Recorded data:
## Start

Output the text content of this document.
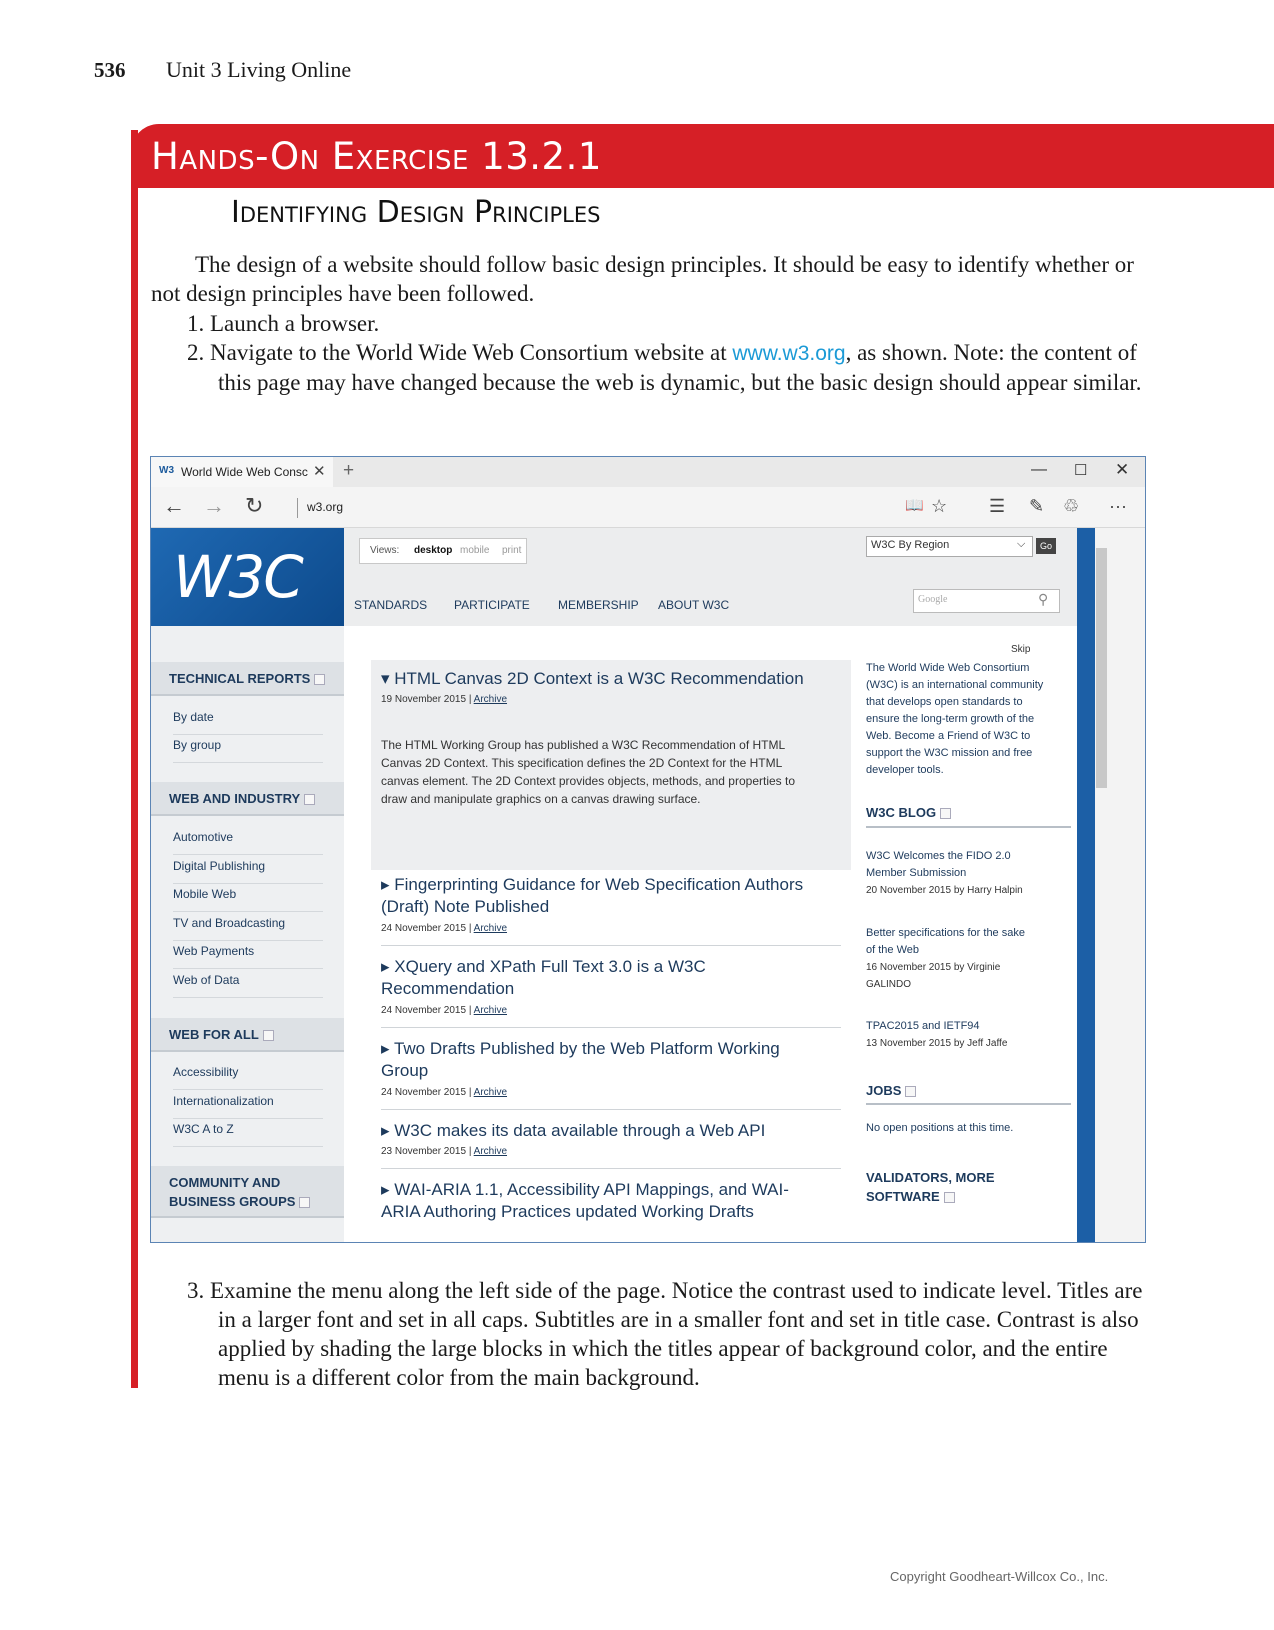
536 Unit 3 Living Online
Hands-On Exercise 13.2.1
Identifying Design Principles
The design of a website should follow basic design principles. It should be easy to identify whether or not design principles have been followed.
1. Launch a browser.
2. Navigate to the World Wide Web Consortium website at www.w3.org, as shown. Note: the content of this page may have changed because the web is dynamic, but the basic design should appear similar.
W3 World Wide Web Consc ✕ +	— ☐ ✕
← → ↻	w3.org	📖 ☆ ☰ ✎ ♲ ···
W3C
TECHNICAL REPORTS
By date
By group
WEB AND INDUSTRY
Automotive
Digital Publishing
Mobile Web
TV and Broadcasting
Web Payments
Web of Data
WEB FOR ALL
Accessibility
Internationalization
W3C A to Z
COMMUNITY AND
BUSINESS GROUPS
Views: desktop mobile print
STANDARDS PARTICIPATE MEMBERSHIP ABOUT W3C
W3C By Region	⌵	Go
Google	⚲
Skip
▾ HTML Canvas 2D Context is a W3C Recommendation
19 November 2015 | Archive
The HTML Working Group has published a W3C Recommendation of HTML Canvas 2D Context. This specification defines the 2D Context for the HTML canvas element. The 2D Context provides objects, methods, and properties to draw and manipulate graphics on a canvas drawing surface.
▸ Fingerprinting Guidance for Web Specification Authors
(Draft) Note Published
24 November 2015 | Archive
▸ XQuery and XPath Full Text 3.0 is a W3C
Recommendation
24 November 2015 | Archive
▸ Two Drafts Published by the Web Platform Working
Group
24 November 2015 | Archive
▸ W3C makes its data available through a Web API
23 November 2015 | Archive
▸ WAI-ARIA 1.1, Accessibility API Mappings, and WAI-
ARIA Authoring Practices updated Working Drafts
The World Wide Web Consortium
(W3C) is an international community
that develops open standards to
ensure the long-term growth of the
Web. Become a Friend of W3C to
support the W3C mission and free
developer tools.
W3C BLOG
W3C Welcomes the FIDO 2.0
Member Submission
20 November 2015 by Harry Halpin
Better specifications for the sake
of the Web
16 November 2015 by Virginie
GALINDO
TPAC2015 and IETF94
13 November 2015 by Jeff Jaffe
JOBS
No open positions at this time.
VALIDATORS, MORE
SOFTWARE
3. Examine the menu along the left side of the page. Notice the contrast used to indicate level. Titles are in a larger font and set in all caps. Subtitles are in a smaller font and set in title case. Contrast is also applied by shading the large blocks in which the titles appear of background color, and the entire menu is a different color from the main background.
Copyright Goodheart-Willcox Co., Inc.
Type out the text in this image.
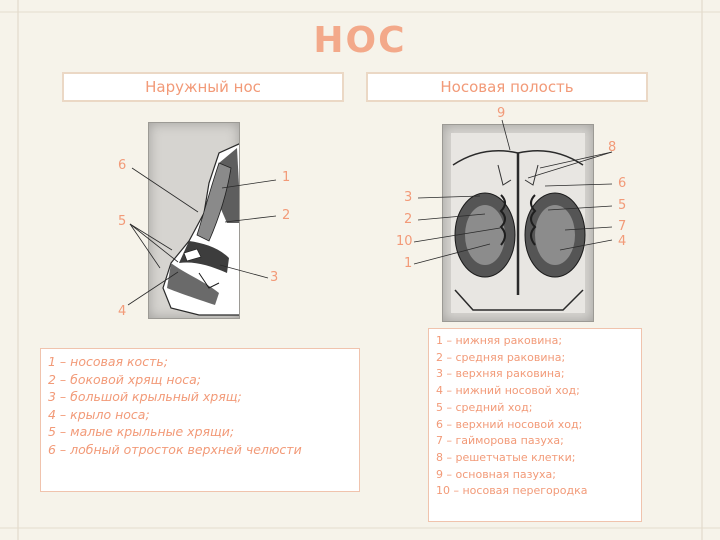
НОС
Наружный нос	Носовая полость
6
1
5	2
3
4
9
8
6
5
7
4
3
2
10
1
1 – носовая кость;
2 – боковой хрящ носа;
3 – большой крыльный хрящ;
4 – крыло носа;
5 – малые крыльные хрящи;
6 – лобный отросток верхней челюсти
1 – нижняя раковина;
2 – средняя раковина;
3 – верхняя раковина;
4 – нижний носовой ход;
5 – средний ход;
6 – верхний носовой ход;
7 – гайморова пазуха;
8 – решетчатые клетки;
9 – основная пазуха;
10 – носовая перегородка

## End

- [Goal of the exercise]: Images should not appear in the copy; retype the listing above exactly.

- [Right answer]:
Output the text content of this document.
536 Unit 3 Living Online
Hands-On Exercise 13.2.1
Identifying Design Principles
The design of a website should follow basic design principles. It should be easy to identify whether or not design principles have been followed.
1. Launch a browser.
2. Navigate to the World Wide Web Consortium website at www.w3.org, as shown. Note: the content of this page may have changed because the web is dynamic, but the basic design should appear similar.
W3 World Wide Web Consc ✕ +	— ☐ ✕
← → ↻	w3.org	📖 ☆ ☰ ✎ ♲ ···
W3C
TECHNICAL REPORTS
By date
By group
WEB AND INDUSTRY
Automotive
Digital Publishing
Mobile Web
TV and Broadcasting
Web Payments
Web of Data
WEB FOR ALL
Accessibility
Internationalization
W3C A to Z
COMMUNITY AND
BUSINESS GROUPS
Views: desktop mobile print
STANDARDS PARTICIPATE MEMBERSHIP ABOUT W3C
W3C By Region	⌵	Go
Google	⚲
Skip
▾ HTML Canvas 2D Context is a W3C Recommendation
19 November 2015 | Archive
The HTML Working Group has published a W3C Recommendation of HTML Canvas 2D Context. This specification defines the 2D Context for the HTML canvas element. The 2D Context provides objects, methods, and properties to draw and manipulate graphics on a canvas drawing surface.
▸ Fingerprinting Guidance for Web Specification Authors
(Draft) Note Published
24 November 2015 | Archive
▸ XQuery and XPath Full Text 3.0 is a W3C
Recommendation
24 November 2015 | Archive
▸ Two Drafts Published by the Web Platform Working
Group
24 November 2015 | Archive
▸ W3C makes its data available through a Web API
23 November 2015 | Archive
▸ WAI-ARIA 1.1, Accessibility API Mappings, and WAI-
ARIA Authoring Practices updated Working Drafts
The World Wide Web Consortium
(W3C) is an international community
that develops open standards to
ensure the long-term growth of the
Web. Become a Friend of W3C to
support the W3C mission and free
developer tools.
W3C BLOG
W3C Welcomes the FIDO 2.0
Member Submission
20 November 2015 by Harry Halpin
Better specifications for the sake
of the Web
16 November 2015 by Virginie
GALINDO
TPAC2015 and IETF94
13 November 2015 by Jeff Jaffe
JOBS
No open positions at this time.
VALIDATORS, MORE
SOFTWARE
3. Examine the menu along the left side of the page. Notice the contrast used to indicate level. Titles are in a larger font and set in all caps. Subtitles are in a smaller font and set in title case. Contrast is also applied by shading the large blocks in which the titles appear of background color, and the entire menu is a different color from the main background.
Copyright Goodheart-Willcox Co., Inc.
Type out the text in this image.
НОС
Наружный нос	Носовая полость
6
1
5	2
3
4
9
8
6
5
7
4
3
2
10
1
1 – носовая кость;
2 – боковой хрящ носа;
3 – большой крыльный хрящ;
4 – крыло носа;
5 – малые крыльные хрящи;
6 – лобный отросток верхней челюсти
1 – нижняя раковина;
2 – средняя раковина;
3 – верхняя раковина;
4 – нижний носовой ход;
5 – средний ход;
6 – верхний носовой ход;
7 – гайморова пазуха;
8 – решетчатые клетки;
9 – основная пазуха;
10 – носовая перегородка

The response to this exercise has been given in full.